**AIM OF THE EXERCISE:**
Transcribe each entry below exactly. Pictures do not go in the copy.

— Start of DATA —

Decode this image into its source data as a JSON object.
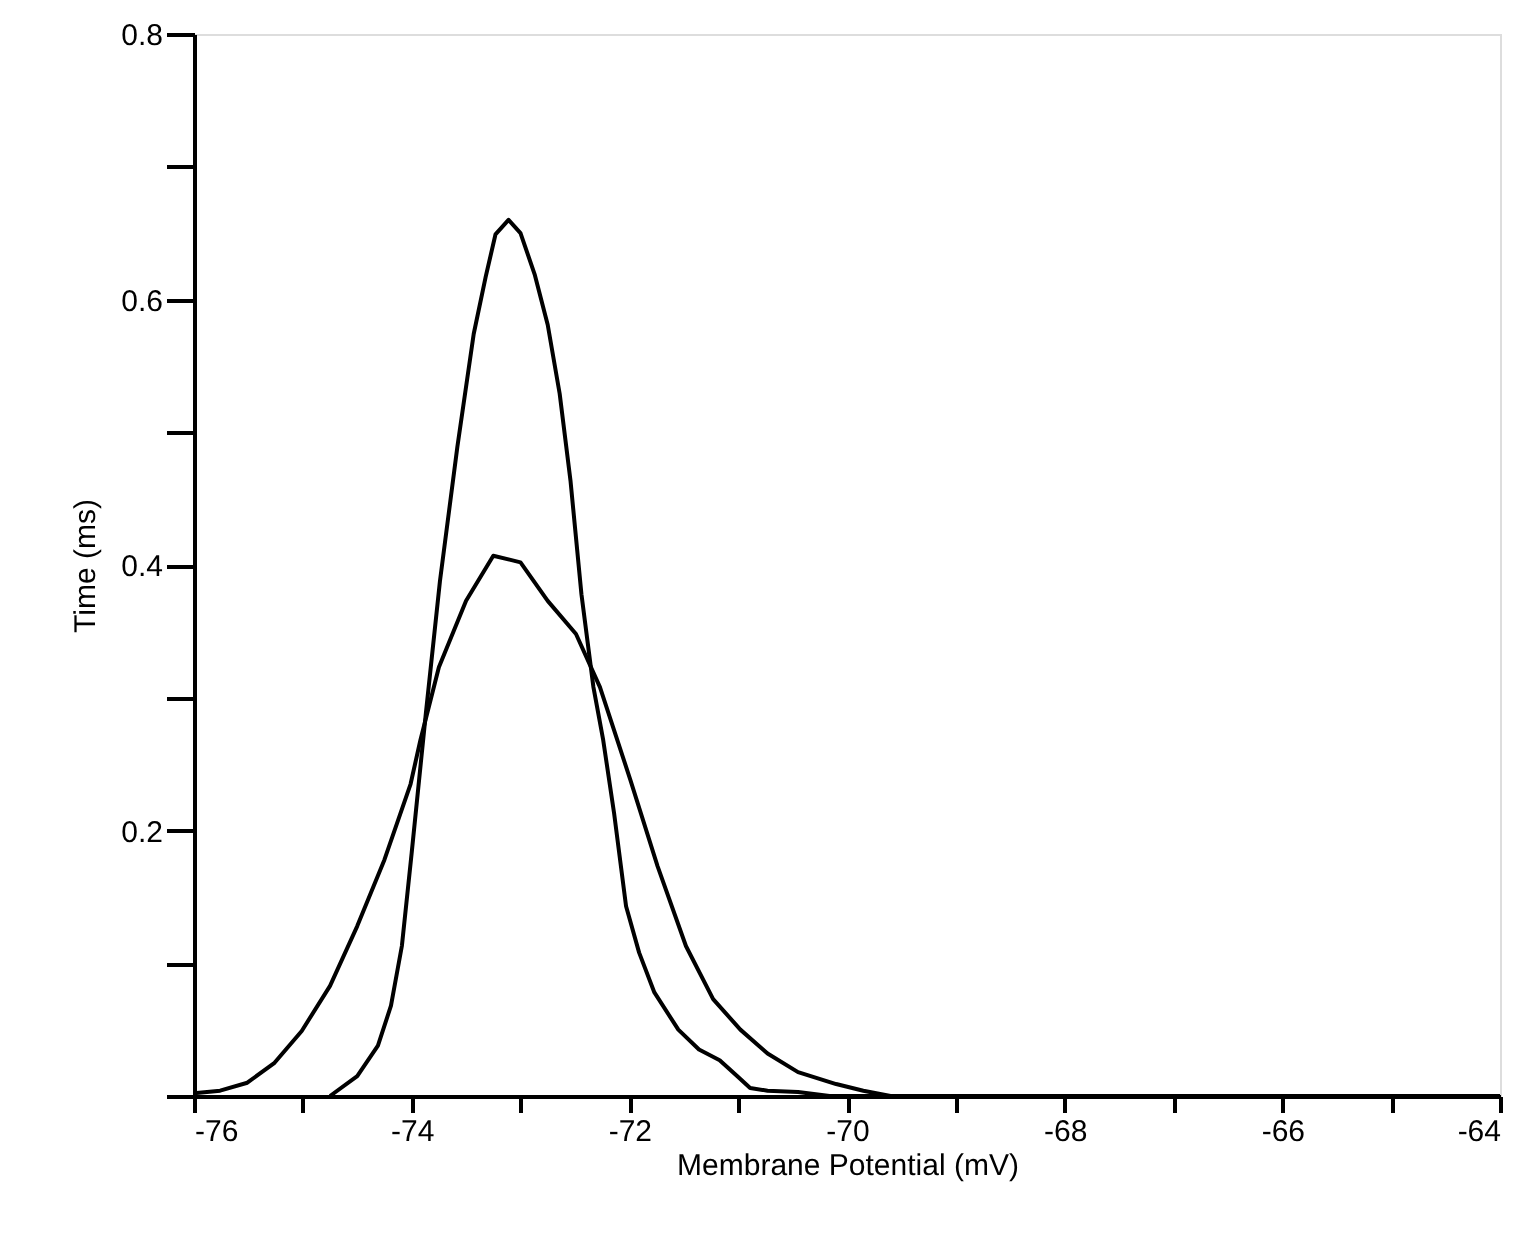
{
  "chart_data": {
    "type": "line",
    "xlabel": "Membrane Potential (mV)",
    "ylabel": "Time (ms)",
    "xlim": [
      -76,
      -64
    ],
    "ylim": [
      0,
      0.8
    ],
    "xticks": [
      -76,
      {
        "value": -75,
        "label": null
      },
      -74,
      {
        "value": -73,
        "label": null
      },
      -72,
      {
        "value": -71,
        "label": null
      },
      -70,
      {
        "value": -69,
        "label": null
      },
      -68,
      {
        "value": -67,
        "label": null
      },
      -66,
      {
        "value": -65,
        "label": null
      },
      -64
    ],
    "yticks": [
      {
        "value": 0,
        "label": null
      },
      {
        "value": 0.1,
        "label": null
      },
      0.2,
      {
        "value": 0.3,
        "label": null
      },
      0.4,
      {
        "value": 0.5,
        "label": null
      },
      0.6,
      {
        "value": 0.7,
        "label": null
      },
      0.8
    ],
    "series": [
      {
        "color": "#000000",
        "x": [
          -74.75,
          -74.5,
          -74.31,
          -74.19,
          -74.09,
          -74.0,
          -73.87,
          -73.74,
          -73.58,
          -73.43,
          -73.32,
          -73.23,
          -73.11,
          -73.0,
          -72.87,
          -72.75,
          -72.64,
          -72.54,
          -72.44,
          -72.33,
          -72.24,
          -72.14,
          -72.03,
          -71.91,
          -71.77,
          -71.55,
          -71.36,
          -71.17,
          -71.01,
          -70.89,
          -70.73,
          -70.45,
          -70.16,
          -68,
          -66,
          -64
        ],
        "values": [
          0,
          0.015,
          0.038,
          0.068,
          0.113,
          0.183,
          0.288,
          0.388,
          0.489,
          0.574,
          0.617,
          0.649,
          0.66,
          0.65,
          0.619,
          0.581,
          0.529,
          0.463,
          0.378,
          0.308,
          0.268,
          0.213,
          0.143,
          0.108,
          0.078,
          0.05,
          0.035,
          0.027,
          0.015,
          0.006,
          0.004,
          0.003,
          0,
          0,
          0,
          0
        ]
      },
      {
        "color": "#000000",
        "x": [
          -76,
          -75.76,
          -75.51,
          -75.26,
          -75.01,
          -74.75,
          -74.5,
          -74.25,
          -74.01,
          -73.92,
          -73.75,
          -73.5,
          -73.25,
          -73.0,
          -72.75,
          -72.49,
          -72.27,
          -71.99,
          -71.74,
          -71.48,
          -71.23,
          -70.98,
          -70.73,
          -70.45,
          -70.1,
          -69.85,
          -69.6,
          -68,
          -66,
          -64
        ],
        "values": [
          0.002,
          0.004,
          0.01,
          0.025,
          0.049,
          0.083,
          0.128,
          0.178,
          0.235,
          0.268,
          0.323,
          0.373,
          0.407,
          0.402,
          0.373,
          0.348,
          0.308,
          0.238,
          0.173,
          0.113,
          0.073,
          0.05,
          0.032,
          0.018,
          0.009,
          0.004,
          0,
          0,
          0,
          0
        ]
      }
    ]
  }
}
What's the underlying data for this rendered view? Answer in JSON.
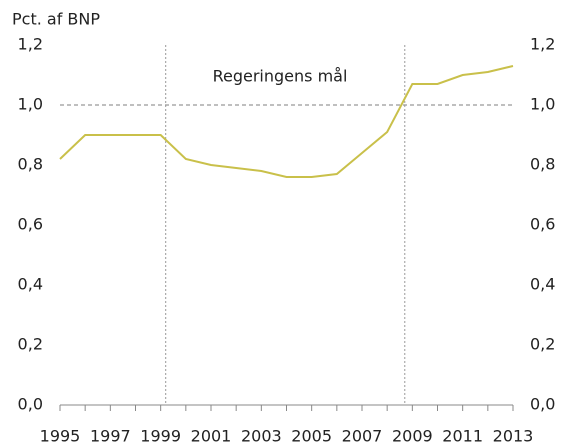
{
  "chart_data": {
    "type": "line",
    "ylabel": "Pct. af BNP",
    "x": [
      1995,
      1996,
      1997,
      1998,
      1999,
      2000,
      2001,
      2002,
      2003,
      2004,
      2005,
      2006,
      2007,
      2008,
      2009,
      2010,
      2011,
      2012,
      2013
    ],
    "series": [
      {
        "color": "#c9c04a",
        "values": [
          0.82,
          0.9,
          0.9,
          0.9,
          0.9,
          0.82,
          0.8,
          0.79,
          0.78,
          0.76,
          0.76,
          0.77,
          0.84,
          0.91,
          1.07,
          1.07,
          1.1,
          1.11,
          1.13
        ]
      }
    ],
    "xlim": [
      1995,
      2013
    ],
    "xticks": [
      1995,
      1997,
      1999,
      2001,
      2003,
      2005,
      2007,
      2009,
      2011,
      2013
    ],
    "ylim": [
      0,
      1.2
    ],
    "yticks": [
      {
        "value": 0,
        "label": "0,0"
      },
      {
        "value": 0.2,
        "label": "0,2"
      },
      {
        "value": 0.4,
        "label": "0,4"
      },
      {
        "value": 0.6,
        "label": "0,6"
      },
      {
        "value": 0.8,
        "label": "0,8"
      },
      {
        "value": 1.0,
        "label": "1,0"
      },
      {
        "value": 1.2,
        "label": "1,2"
      }
    ],
    "hline": {
      "value": 1.0,
      "label": "Regeringens mål",
      "color": "#999999"
    },
    "vlines": [
      1999.2,
      2008.7
    ]
  }
}
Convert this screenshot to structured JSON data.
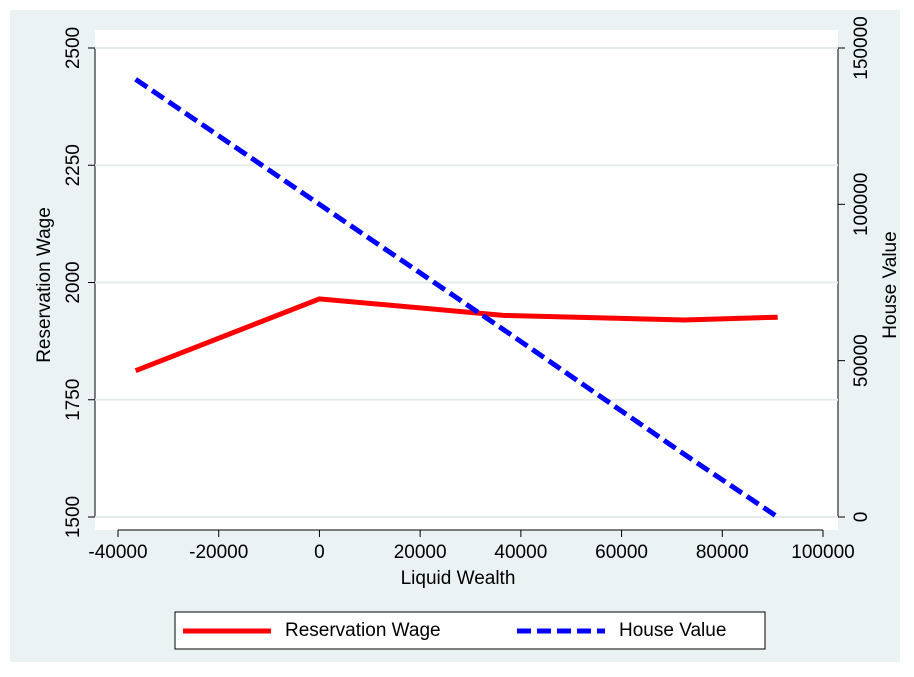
{
  "chart_data": {
    "type": "line",
    "x_label": "Liquid Wealth",
    "y_label": "Reservation Wage",
    "y2_label": "House Value",
    "x": [
      -36500,
      0,
      36500,
      72500,
      91000
    ],
    "series": [
      {
        "name": "Reservation Wage",
        "color": "#ff0000",
        "values": [
          1812,
          1965,
          1930,
          1920,
          1926
        ]
      },
      {
        "name": "House Value",
        "color": "#0000ff",
        "axis": "y2",
        "dashed": true,
        "values": [
          140000,
          100000,
          60000,
          20000,
          0
        ]
      }
    ],
    "xlim": [
      -40000,
      100000
    ],
    "xticks": [
      -40000,
      -20000,
      0,
      20000,
      40000,
      60000,
      80000,
      100000
    ],
    "ylim": [
      1500,
      2500
    ],
    "yticks": [
      1500,
      1750,
      2000,
      2250,
      2500
    ],
    "y2lim": [
      0,
      150000
    ],
    "y2ticks": [
      0,
      50000,
      100000,
      150000
    ],
    "grid": true,
    "legend": "bottom"
  }
}
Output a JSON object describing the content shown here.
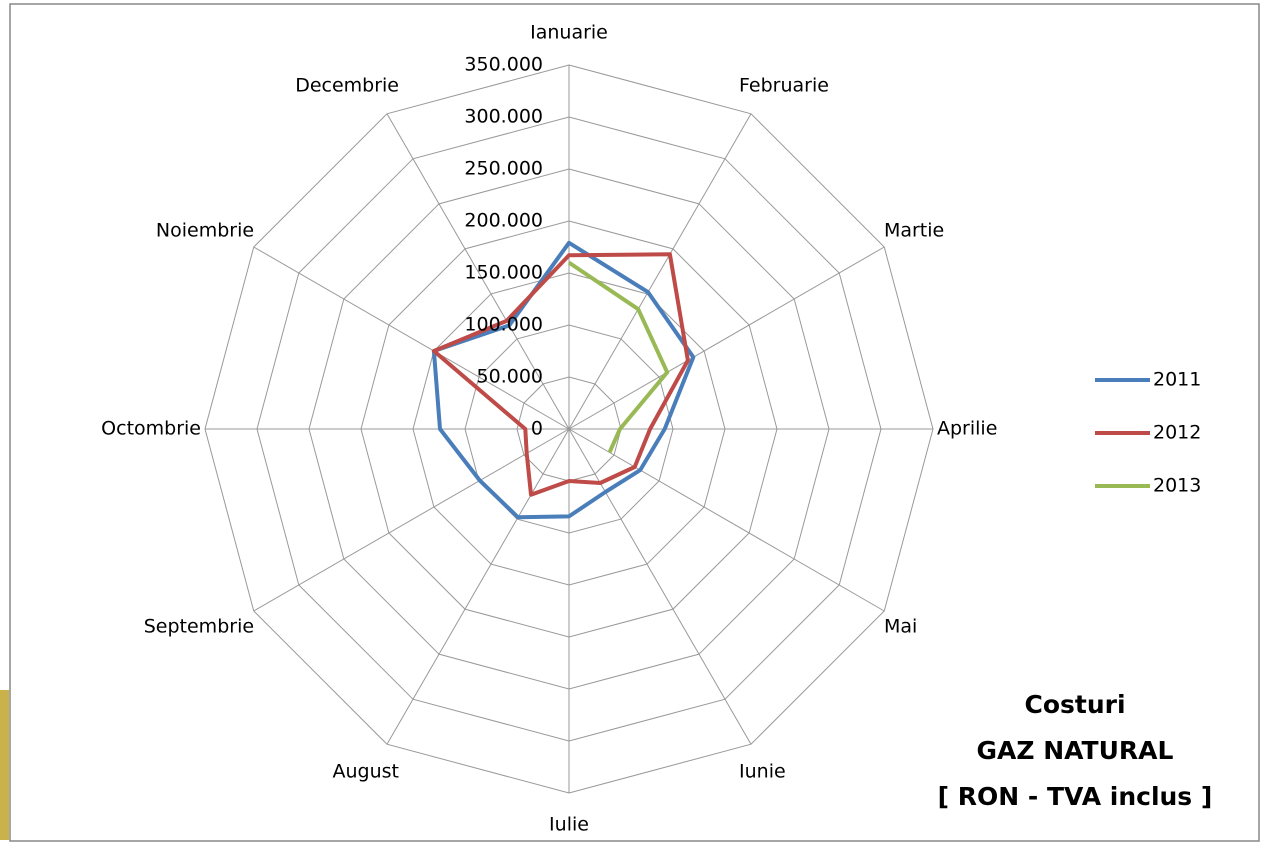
{
  "chart_data": {
    "type": "radar",
    "title": [
      "Costuri",
      "GAZ NATURAL",
      "[ RON - TVA inclus ]"
    ],
    "categories": [
      "Ianuarie",
      "Februarie",
      "Martie",
      "Aprilie",
      "Mai",
      "Iunie",
      "Iulie",
      "August",
      "Septembrie",
      "Octombrie",
      "Noiembrie",
      "Decembrie"
    ],
    "series": [
      {
        "name": "2011",
        "color": "#4a7ebb",
        "values": [
          179000,
          152000,
          138000,
          92000,
          79000,
          70000,
          84000,
          98000,
          99000,
          124000,
          150000,
          115000
        ]
      },
      {
        "name": "2012",
        "color": "#be4b48",
        "values": [
          167000,
          194000,
          132000,
          78000,
          73000,
          60000,
          50000,
          73000,
          47000,
          42000,
          150000,
          120000
        ]
      },
      {
        "name": "2013",
        "color": "#98b954",
        "values": [
          160000,
          133000,
          109000,
          49000,
          45000,
          null,
          null,
          null,
          null,
          null,
          null,
          null
        ]
      }
    ],
    "ylim": [
      0,
      350000
    ],
    "yticks": [
      0,
      {
        "value": 50000,
        "label": "50.000"
      },
      {
        "value": 100000,
        "label": "100.000"
      },
      {
        "value": 150000,
        "label": "150.000"
      },
      {
        "value": 200000,
        "label": "200.000"
      },
      {
        "value": 250000,
        "label": "250.000"
      },
      {
        "value": 300000,
        "label": "300.000"
      },
      {
        "value": 350000,
        "label": "350.000"
      }
    ],
    "grid": true,
    "legend": "right"
  }
}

— End of DATA —

**EXPECTED OUTPUT:**
Decode this image into its source data as a JSON object.
{
  "chart_data": {
    "type": "line",
    "xlabel": "Membrane Potential (mV)",
    "ylabel": "Time (ms)",
    "xlim": [
      -76,
      -64
    ],
    "ylim": [
      0,
      0.8
    ],
    "xticks": [
      -76,
      {
        "value": -75,
        "label": null
      },
      -74,
      {
        "value": -73,
        "label": null
      },
      -72,
      {
        "value": -71,
        "label": null
      },
      -70,
      {
        "value": -69,
        "label": null
      },
      -68,
      {
        "value": -67,
        "label": null
      },
      -66,
      {
        "value": -65,
        "label": null
      },
      -64
    ],
    "yticks": [
      {
        "value": 0,
        "label": null
      },
      {
        "value": 0.1,
        "label": null
      },
      0.2,
      {
        "value": 0.3,
        "label": null
      },
      0.4,
      {
        "value": 0.5,
        "label": null
      },
      0.6,
      {
        "value": 0.7,
        "label": null
      },
      0.8
    ],
    "series": [
      {
        "color": "#000000",
        "x": [
          -74.75,
          -74.5,
          -74.31,
          -74.19,
          -74.09,
          -74.0,
          -73.87,
          -73.74,
          -73.58,
          -73.43,
          -73.32,
          -73.23,
          -73.11,
          -73.0,
          -72.87,
          -72.75,
          -72.64,
          -72.54,
          -72.44,
          -72.33,
          -72.24,
          -72.14,
          -72.03,
          -71.91,
          -71.77,
          -71.55,
          -71.36,
          -71.17,
          -71.01,
          -70.89,
          -70.73,
          -70.45,
          -70.16,
          -68,
          -66,
          -64
        ],
        "values": [
          0,
          0.015,
          0.038,
          0.068,
          0.113,
          0.183,
          0.288,
          0.388,
          0.489,
          0.574,
          0.617,
          0.649,
          0.66,
          0.65,
          0.619,
          0.581,
          0.529,
          0.463,
          0.378,
          0.308,
          0.268,
          0.213,
          0.143,
          0.108,
          0.078,
          0.05,
          0.035,
          0.027,
          0.015,
          0.006,
          0.004,
          0.003,
          0,
          0,
          0,
          0
        ]
      },
      {
        "color": "#000000",
        "x": [
          -76,
          -75.76,
          -75.51,
          -75.26,
          -75.01,
          -74.75,
          -74.5,
          -74.25,
          -74.01,
          -73.92,
          -73.75,
          -73.5,
          -73.25,
          -73.0,
          -72.75,
          -72.49,
          -72.27,
          -71.99,
          -71.74,
          -71.48,
          -71.23,
          -70.98,
          -70.73,
          -70.45,
          -70.1,
          -69.85,
          -69.6,
          -68,
          -66,
          -64
        ],
        "values": [
          0.002,
          0.004,
          0.01,
          0.025,
          0.049,
          0.083,
          0.128,
          0.178,
          0.235,
          0.268,
          0.323,
          0.373,
          0.407,
          0.402,
          0.373,
          0.348,
          0.308,
          0.238,
          0.173,
          0.113,
          0.073,
          0.05,
          0.032,
          0.018,
          0.009,
          0.004,
          0,
          0,
          0,
          0
        ]
      }
    ]
  }
}
What's the underlying data for this rendered view? Answer in JSON.
{
  "chart_data": {
    "type": "line",
    "ylabel": "Pct. af BNP",
    "x": [
      1995,
      1996,
      1997,
      1998,
      1999,
      2000,
      2001,
      2002,
      2003,
      2004,
      2005,
      2006,
      2007,
      2008,
      2009,
      2010,
      2011,
      2012,
      2013
    ],
    "series": [
      {
        "color": "#c9c04a",
        "values": [
          0.82,
          0.9,
          0.9,
          0.9,
          0.9,
          0.82,
          0.8,
          0.79,
          0.78,
          0.76,
          0.76,
          0.77,
          0.84,
          0.91,
          1.07,
          1.07,
          1.1,
          1.11,
          1.13
        ]
      }
    ],
    "xlim": [
      1995,
      2013
    ],
    "xticks": [
      1995,
      1997,
      1999,
      2001,
      2003,
      2005,
      2007,
      2009,
      2011,
      2013
    ],
    "ylim": [
      0,
      1.2
    ],
    "yticks": [
      {
        "value": 0,
        "label": "0,0"
      },
      {
        "value": 0.2,
        "label": "0,2"
      },
      {
        "value": 0.4,
        "label": "0,4"
      },
      {
        "value": 0.6,
        "label": "0,6"
      },
      {
        "value": 0.8,
        "label": "0,8"
      },
      {
        "value": 1.0,
        "label": "1,0"
      },
      {
        "value": 1.2,
        "label": "1,2"
      }
    ],
    "hline": {
      "value": 1.0,
      "label": "Regeringens mål",
      "color": "#999999"
    },
    "vlines": [
      1999.2,
      2008.7
    ]
  }
}
Convert this screenshot to structured JSON data.
{
  "chart_data": {
    "type": "line",
    "x_label": "Liquid Wealth",
    "y_label": "Reservation Wage",
    "y2_label": "House Value",
    "x": [
      -36500,
      0,
      36500,
      72500,
      91000
    ],
    "series": [
      {
        "name": "Reservation Wage",
        "color": "#ff0000",
        "values": [
          1812,
          1965,
          1930,
          1920,
          1926
        ]
      },
      {
        "name": "House Value",
        "color": "#0000ff",
        "axis": "y2",
        "dashed": true,
        "values": [
          140000,
          100000,
          60000,
          20000,
          0
        ]
      }
    ],
    "xlim": [
      -40000,
      100000
    ],
    "xticks": [
      -40000,
      -20000,
      0,
      20000,
      40000,
      60000,
      80000,
      100000
    ],
    "ylim": [
      1500,
      2500
    ],
    "yticks": [
      1500,
      1750,
      2000,
      2250,
      2500
    ],
    "y2lim": [
      0,
      150000
    ],
    "y2ticks": [
      0,
      50000,
      100000,
      150000
    ],
    "grid": true,
    "legend": "bottom"
  }
}
Output a JSON object describing the content shown here.
{
  "chart_data": {
    "type": "radar",
    "title": [
      "Costuri",
      "GAZ NATURAL",
      "[ RON - TVA inclus ]"
    ],
    "categories": [
      "Ianuarie",
      "Februarie",
      "Martie",
      "Aprilie",
      "Mai",
      "Iunie",
      "Iulie",
      "August",
      "Septembrie",
      "Octombrie",
      "Noiembrie",
      "Decembrie"
    ],
    "series": [
      {
        "name": "2011",
        "color": "#4a7ebb",
        "values": [
          179000,
          152000,
          138000,
          92000,
          79000,
          70000,
          84000,
          98000,
          99000,
          124000,
          150000,
          115000
        ]
      },
      {
        "name": "2012",
        "color": "#be4b48",
        "values": [
          167000,
          194000,
          132000,
          78000,
          73000,
          60000,
          50000,
          73000,
          47000,
          42000,
          150000,
          120000
        ]
      },
      {
        "name": "2013",
        "color": "#98b954",
        "values": [
          160000,
          133000,
          109000,
          49000,
          45000,
          null,
          null,
          null,
          null,
          null,
          null,
          null
        ]
      }
    ],
    "ylim": [
      0,
      350000
    ],
    "yticks": [
      0,
      {
        "value": 50000,
        "label": "50.000"
      },
      {
        "value": 100000,
        "label": "100.000"
      },
      {
        "value": 150000,
        "label": "150.000"
      },
      {
        "value": 200000,
        "label": "200.000"
      },
      {
        "value": 250000,
        "label": "250.000"
      },
      {
        "value": 300000,
        "label": "300.000"
      },
      {
        "value": 350000,
        "label": "350.000"
      }
    ],
    "grid": true,
    "legend": "right"
  }
}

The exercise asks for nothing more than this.